Short problem:
Extract every line between the one with "Read out every word on this page." and the end of the entries, both included, word for word and free of pictures.

Dataset items:
#####
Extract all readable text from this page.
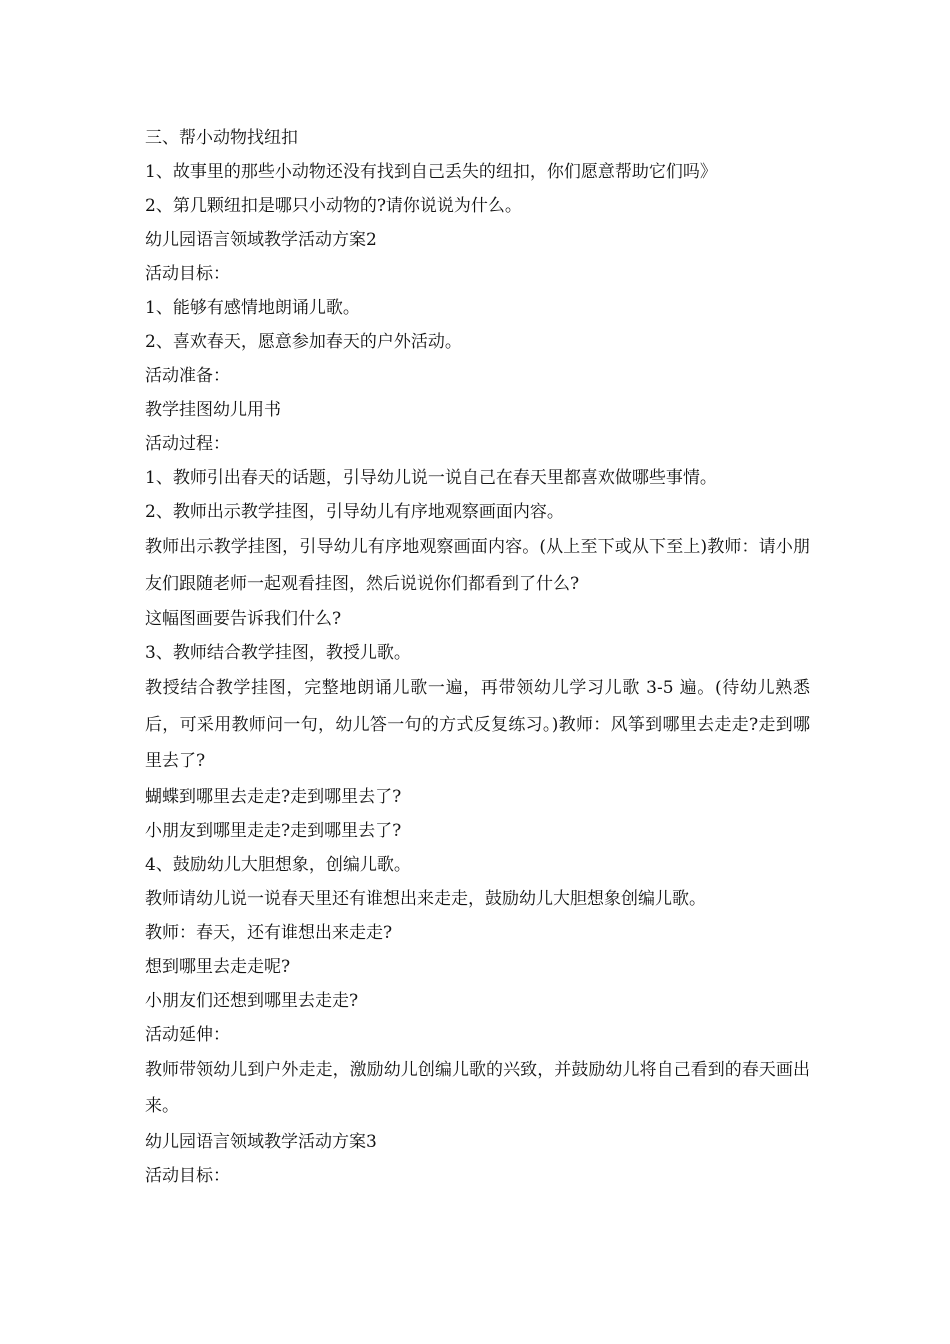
三、帮小动物找纽扣

1、故事里的那些小动物还没有找到自己丢失的纽扣，你们愿意帮助它们吗》

2、第几颗纽扣是哪只小动物的?请你说说为什么。

幼儿园语言领域教学活动方案2

活动目标：

1、能够有感情地朗诵儿歌。

2、喜欢春天，愿意参加春天的户外活动。

活动准备：

教学挂图幼儿用书

活动过程：

1、教师引出春天的话题，引导幼儿说一说自己在春天里都喜欢做哪些事情。

2、教师出示教学挂图，引导幼儿有序地观察画面内容。

教师出示教学挂图，引导幼儿有序地观察画面内容。(从上至下或从下至上)教师：请小朋友们跟随老师一起观看挂图，然后说说你们都看到了什么?

这幅图画要告诉我们什么?

3、教师结合教学挂图，教授儿歌。

教授结合教学挂图，完整地朗诵儿歌一遍，再带领幼儿学习儿歌 3-5 遍。(待幼儿熟悉后，可采用教师问一句，幼儿答一句的方式反复练习。)教师：风筝到哪里去走走?走到哪里去了?

蝴蝶到哪里去走走?走到哪里去了?

小朋友到哪里走走?走到哪里去了?

4、鼓励幼儿大胆想象，创编儿歌。

教师请幼儿说一说春天里还有谁想出来走走，鼓励幼儿大胆想象创编儿歌。

教师：春天，还有谁想出来走走?

想到哪里去走走呢?

小朋友们还想到哪里去走走?

活动延伸：

教师带领幼儿到户外走走，激励幼儿创编儿歌的兴致，并鼓励幼儿将自己看到的春天画出来。

幼儿园语言领域教学活动方案3

活动目标：
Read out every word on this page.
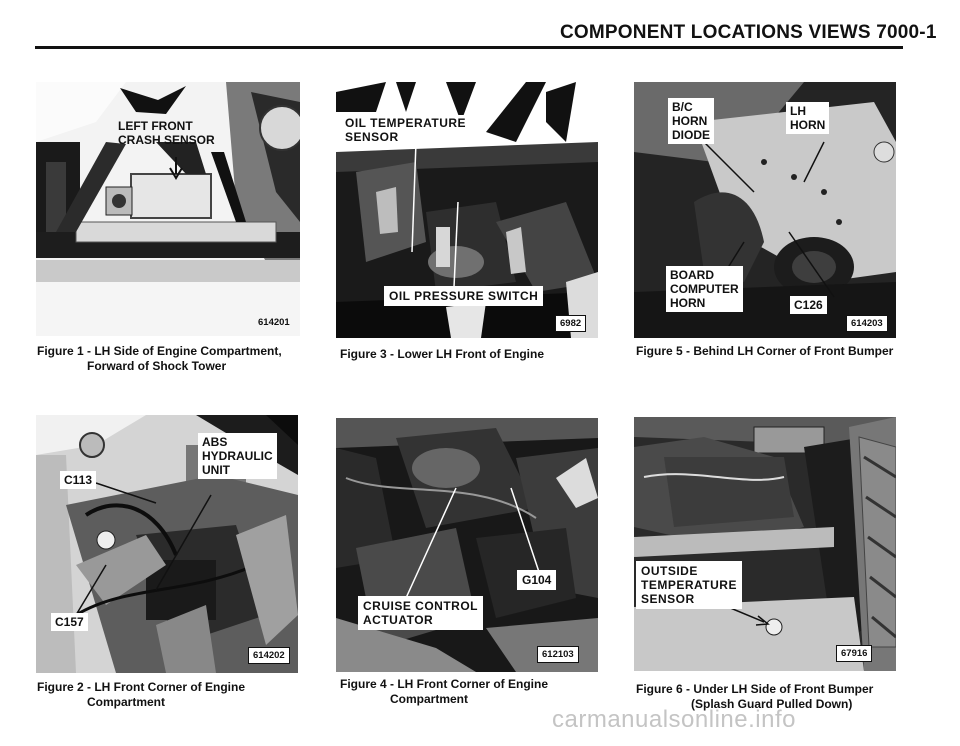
COMPONENT LOCATIONS VIEWS 7000-1
LEFT FRONT
CRASH SENSOR
614201
Figure 1 - LH Side of Engine Compartment,
Forward of Shock Tower
ABS
HYDRAULIC
UNIT
C113
C157
614202
Figure 2 - LH Front Corner of Engine
Compartment
OIL TEMPERATURE
SENSOR
OIL PRESSURE SWITCH
6982
Figure 3 - Lower LH Front of Engine
G104
CRUISE CONTROL
ACTUATOR
612103
Figure 4 - LH Front Corner of Engine
Compartment
B/C
HORN
DIODE
LH
HORN
BOARD
COMPUTER
HORN	C126
614203
Figure 5 - Behind LH Corner of Front Bumper
OUTSIDE
TEMPERATURE
SENSOR
67916
Figure 6 - Under LH Side of Front Bumper
(Splash Guard Pulled Down)
carmanualsonline.info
#####
Exercise result:
Read out every word on this page.
COMPONENT LOCATIONS VIEWS 7000-1
LEFT FRONT
CRASH SENSOR
614201
Figure 1 - LH Side of Engine Compartment,
Forward of Shock Tower
ABS
HYDRAULIC
UNIT
C113
C157
614202
Figure 2 - LH Front Corner of Engine
Compartment
OIL TEMPERATURE
SENSOR
OIL PRESSURE SWITCH
6982
Figure 3 - Lower LH Front of Engine
G104
CRUISE CONTROL
ACTUATOR
612103
Figure 4 - LH Front Corner of Engine
Compartment
B/C
HORN
DIODE
LH
HORN
BOARD
COMPUTER
HORN	C126
614203
Figure 5 - Behind LH Corner of Front Bumper
OUTSIDE
TEMPERATURE
SENSOR
67916
Figure 6 - Under LH Side of Front Bumper
(Splash Guard Pulled Down)
carmanualsonline.info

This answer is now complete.